Mavis Airey talks to Wendy Gapes who is moving on from her job as sales and public relations manager at Noahs Hotel, to manage the Shades Shopping Precinct.

Wendy Gapes did not hesitate when she heard The Shades Shopping Precinct was looking for a new manager. “Jobs for women executives come up once in a blue moon in Christchurch, so you have got to take the chance when it’s offered,” she declares.

After nine years in the travel industry, most recently as the Sales and Public Relations Manager of Noahs Hotel, she wanted to learn something completely new. “It’s a challenge, a risk, but I feel it’s very right for.

me at the moment.” Over coffee in the Willow Room where she started her career at Noahs as a restaurant supervisor, Wendy Gapes manoeuvres knives and forks and placemats to illustrate the organisation of The Shades.

One of the largest shopping malls in the country, it has three separately-owned wings and 77 tenants, mostly retail outlets, but also the Pescator restaurant, the Shades Tavern, and the central tearooms on the mezzanine floor.

☆ ☆ ☆ ☆

Directives:
• A. Do these statements agree with the Wendy Gapes profile? Give yes or no for each, along with the exact words from the profile that decide it. (i) Wendy Gapes began her career at Noahs as a restaurant supervisor. (ii) She spent twelve years in the travel industry. (iii) All 77 tenants of The Shades are retail outlets.
• B. Pick up the Wendy Gapes profile after its final sentence and keep writing.
Nothing in the rows after the Wendy Gapes profile is required.

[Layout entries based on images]
☆ ☆ ☆ ☆

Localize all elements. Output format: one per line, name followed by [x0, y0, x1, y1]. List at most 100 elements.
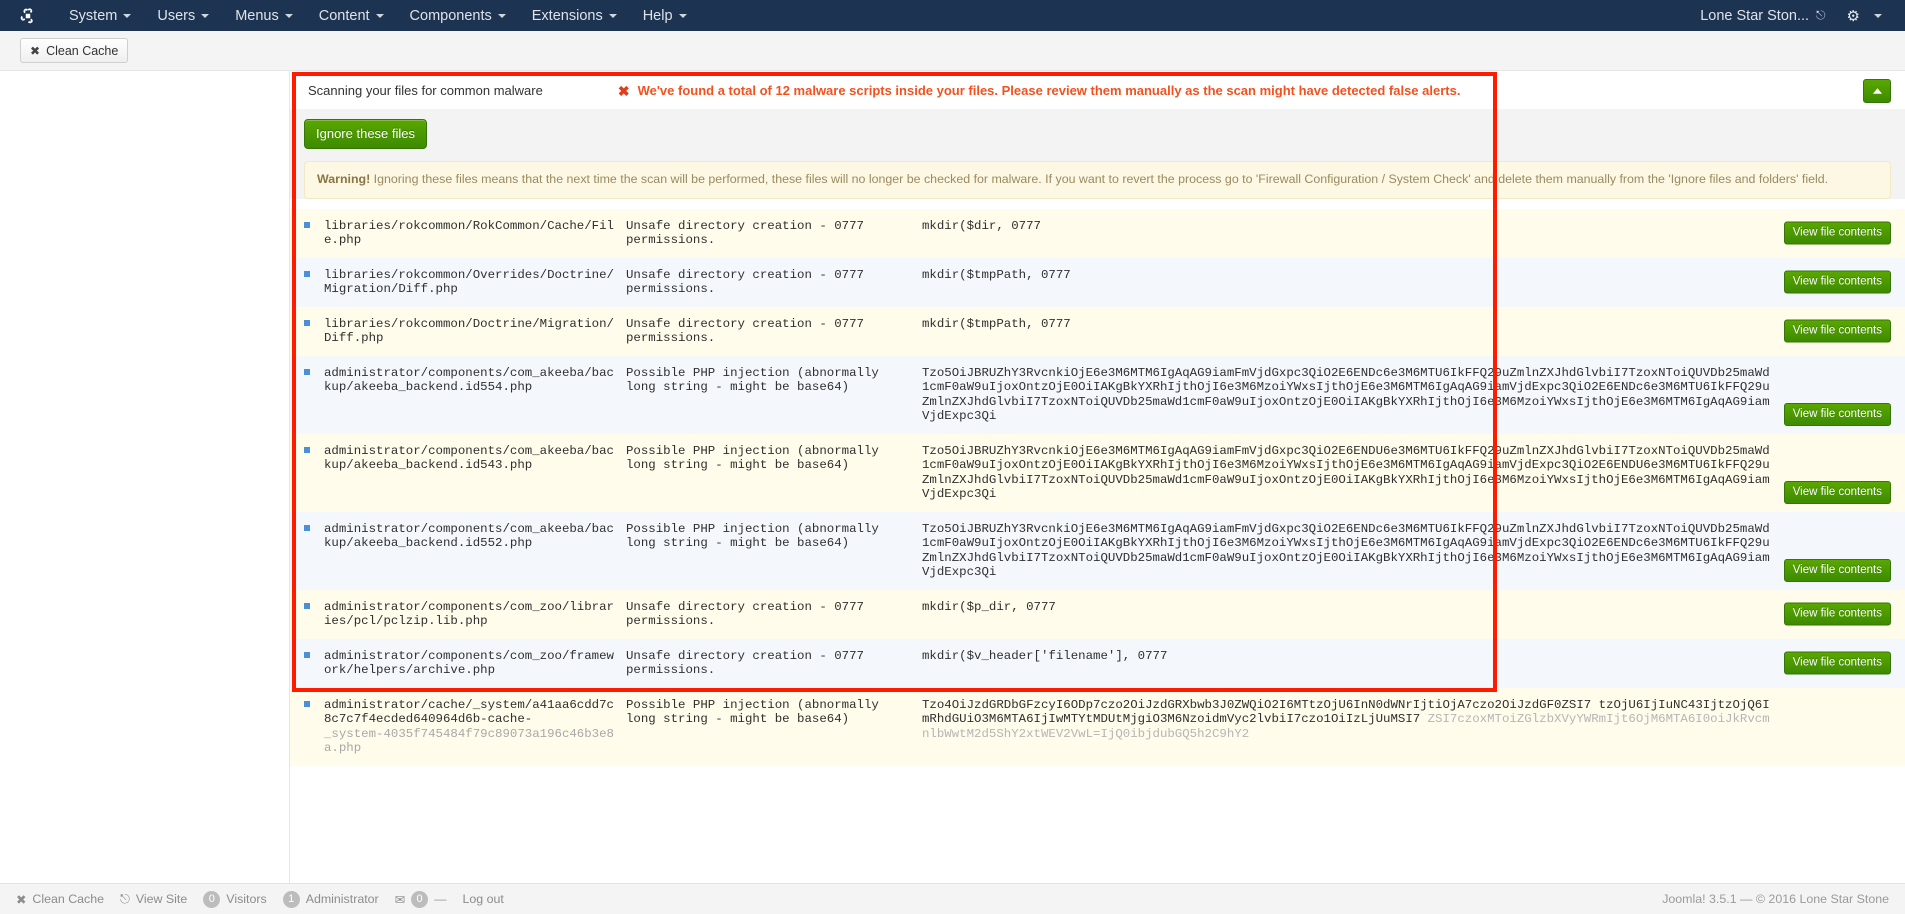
- status-view-site-label: View Site: [135, 892, 188, 906]
- chevron-down-icon: [608, 13, 617, 18]
- table-row[interactable]: administrator/cache/_system/a41aa6cdd7c8…: [290, 687, 1905, 766]
- view-file-contents-button[interactable]: View file contents: [1783, 402, 1891, 426]
- menu-system-label: System: [69, 7, 118, 24]
- status-clean-cache[interactable]: ✖ Clean Cache: [16, 892, 104, 907]
- square-bullet-icon: [304, 270, 310, 277]
- code-line-1: Tzo4OiJzdGRDbGFzcyI6ODp7czo2OiJzdGRXbwb3…: [922, 697, 1592, 712]
- table-row[interactable]: administrator/components/com_akeeba/back…: [290, 355, 1905, 434]
- square-bullet-icon: [304, 319, 310, 326]
- clean-cache-label: Clean Cache: [46, 43, 119, 58]
- square-bullet-icon: [304, 700, 310, 707]
- table-row[interactable]: administrator/components/com_akeeba/back…: [290, 433, 1905, 512]
- threat-reason: Possible PHP injection (abnormally long …: [626, 521, 879, 551]
- sidebar-column: [0, 71, 290, 914]
- view-file-contents-button[interactable]: View file contents: [1783, 221, 1891, 245]
- square-bullet-icon: [304, 221, 310, 228]
- threat-reason: Unsafe directory creation - 0777 permiss…: [626, 648, 864, 678]
- scan-alert-text: We've found a total of 12 malware script…: [637, 83, 1461, 98]
- view-file-contents-button[interactable]: View file contents: [1783, 480, 1891, 504]
- view-file-contents-button[interactable]: View file contents: [1783, 319, 1891, 343]
- scroll-to-top-button[interactable]: [1863, 79, 1891, 103]
- square-bullet-icon: [304, 368, 310, 375]
- status-administrator-label: Administrator: [305, 892, 379, 906]
- file-path: libraries/rokcommon/RokCommon/Cache/File…: [324, 218, 614, 248]
- error-x-icon: ✖: [617, 82, 630, 99]
- row-bullet: [290, 268, 324, 277]
- menu-help[interactable]: Help: [630, 0, 700, 31]
- status-view-site[interactable]: ⎋ View Site: [120, 892, 187, 907]
- file-path: administrator/components/com_akeeba/back…: [324, 443, 614, 473]
- view-file-contents-button[interactable]: View file contents: [1783, 558, 1891, 582]
- file-path-suffix: _system-4035f745484f79c89073a196c46b3e8a…: [324, 726, 614, 756]
- code-snippet: mkdir($tmpPath, 0777: [922, 316, 1071, 331]
- code-snippet: mkdir($tmpPath, 0777: [922, 267, 1071, 282]
- ignore-these-files-button[interactable]: Ignore these files: [304, 119, 428, 149]
- joomla-logo-icon[interactable]: [18, 6, 38, 26]
- menu-help-label: Help: [642, 7, 673, 24]
- file-path: administrator/components/com_zoo/framewo…: [324, 648, 614, 678]
- threat-reason: Possible PHP injection (abnormally long …: [626, 697, 879, 727]
- chevron-down-icon: [497, 13, 506, 18]
- code-snippet: Tzo4OiJzdGRDbGFzcyI6ODp7czo2OiJzdGRXbwb3…: [922, 698, 1905, 742]
- admin-settings-button[interactable]: ⚙: [1838, 7, 1891, 25]
- clean-cache-button[interactable]: ✖ Clean Cache: [20, 38, 129, 63]
- panel-body: Ignore these files Warning! Ignoring the…: [290, 109, 1905, 199]
- table-row[interactable]: administrator/components/com_zoo/framewo…: [290, 638, 1905, 688]
- menu-components[interactable]: Components: [397, 0, 519, 31]
- menu-menus-label: Menus: [235, 7, 279, 24]
- status-messages-badge: 0: [411, 890, 429, 908]
- menu-users[interactable]: Users: [144, 0, 222, 31]
- external-link-icon: ⎋: [120, 891, 130, 906]
- table-row[interactable]: libraries/rokcommon/RokCommon/Cache/File…: [290, 208, 1905, 258]
- status-visitors[interactable]: 0 Visitors: [203, 890, 267, 908]
- page-body: Scanning your files for common malware ✖…: [0, 71, 1905, 914]
- code-snippet: mkdir($dir, 0777: [922, 218, 1041, 233]
- menu-content[interactable]: Content: [306, 0, 397, 31]
- chevron-down-icon: [284, 13, 293, 18]
- row-bullet: [290, 698, 324, 707]
- status-log-out-label: Log out: [462, 892, 504, 906]
- malware-scan-panel: Scanning your files for common malware ✖…: [290, 71, 1905, 766]
- chevron-down-icon: [201, 13, 210, 18]
- menu-system[interactable]: System: [56, 0, 144, 31]
- panel-title: Scanning your files for common malware: [308, 83, 543, 98]
- admin-top-bar: System Users Menus Content Components Ex…: [0, 0, 1905, 31]
- menu-extensions[interactable]: Extensions: [519, 0, 630, 31]
- chevron-down-icon: [1874, 13, 1882, 18]
- status-messages[interactable]: ✉ 0 —: [394, 890, 447, 908]
- table-row[interactable]: administrator/components/com_akeeba/back…: [290, 511, 1905, 590]
- status-log-out[interactable]: Log out: [462, 892, 503, 906]
- external-link-icon: ⎋: [1816, 8, 1826, 22]
- row-bullet: [290, 219, 324, 228]
- ignore-warning-box: Warning! Ignoring these files means that…: [304, 161, 1891, 199]
- view-file-contents-button[interactable]: View file contents: [1783, 651, 1891, 675]
- table-row[interactable]: administrator/components/com_zoo/librari…: [290, 589, 1905, 639]
- view-file-contents-button[interactable]: View file contents: [1783, 270, 1891, 294]
- threat-reason: Unsafe directory creation - 0777 permiss…: [626, 599, 864, 629]
- row-bullet: [290, 522, 324, 531]
- table-row[interactable]: libraries/rokcommon/Doctrine/Migration/D…: [290, 306, 1905, 356]
- site-name-link[interactable]: Lone Star Ston... ⎋: [1690, 8, 1835, 24]
- subhead-toolbar: ✖ Clean Cache: [0, 31, 1905, 71]
- separator-dash: —: [434, 892, 447, 906]
- status-visitors-badge: 0: [203, 890, 221, 908]
- menu-components-label: Components: [409, 7, 492, 24]
- table-row[interactable]: libraries/rokcommon/Overrides/Doctrine/M…: [290, 257, 1905, 307]
- ignore-warning-label: Warning!: [317, 172, 371, 186]
- file-path: libraries/rokcommon/Doctrine/Migration/D…: [324, 316, 614, 346]
- status-clean-cache-label: Clean Cache: [32, 892, 105, 906]
- menu-menus[interactable]: Menus: [222, 0, 306, 31]
- row-bullet: [290, 366, 324, 375]
- gear-icon: ⚙: [1846, 7, 1860, 25]
- panel-header: Scanning your files for common malware ✖…: [290, 71, 1905, 109]
- status-administrator-badge: 1: [282, 890, 300, 908]
- view-file-contents-button[interactable]: View file contents: [1783, 602, 1891, 626]
- status-administrator[interactable]: 1 Administrator: [282, 890, 379, 908]
- file-path: administrator/cache/_system/a41aa6cdd7c8…: [324, 698, 626, 756]
- square-bullet-icon: [304, 651, 310, 658]
- code-snippet: Tzo5OiJBRUZhY3RvcnkiOjE6e3M6MTM6IgAqAG9i…: [922, 365, 1770, 424]
- row-bullet: [290, 317, 324, 326]
- square-bullet-icon: [304, 446, 310, 453]
- threat-reason: Unsafe directory creation - 0777 permiss…: [626, 316, 864, 346]
- envelope-icon: ✉: [394, 892, 406, 907]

☆ ☆ ☆ ☆

Answers given:
• A.
(i) Yes: "where she started her career at Noahs as a restaurant supervisor"
(ii) No: "After nine years in the travel industry"
(iii) No: "77 tenants, mostly retail outlets, but also the Pescator restaurant, the Shades Tavern, and the central tearooms on the mezzanine floor"

• B.
Making it all run smoothly seems to require a range of skills that would make most managers blench.

Wendy’s predecessor, Peg Johnston, described managing The Shades as having to act not only as a “bush accountant” but also as a mediator dealing with tenants’ gripes, and a “comprehensive tradesperson”

with the knowledge of a plumber, a carpenter, a drainlayer, a cleaner, and an electrician. All this in addition to being an ideas person and motivating force. Wendy Gapes does not claim to have all these skills, but feels her experience at Noahs will stand her in good stead. “Both jobs involve a lot of P.R. If you can deal with people impartially you will be all right. “The way I see it, if I can cope with a 208-room hotel, I can cope with 77 shops —

it makes it less terrifying to look at it that way!” She is no comprehensive tradesperson, but points out, “In a hotel you have electricians, plumbers, housekeepers, and you are going to pick up as you walk

around that something is not right — like the curtains need washing. You get an eye for it. It’s the same in any building.” The promotional and public relations aspects of the job particularly appeal to Wendy. At Noahs her duties included organising all advertising, promotions, and media relations for the hotel, and involved sales trips to commercial clients and travel agents from Wairarapa to Bluff. She enjoyed meeting so many people, but the travel is something she will not miss.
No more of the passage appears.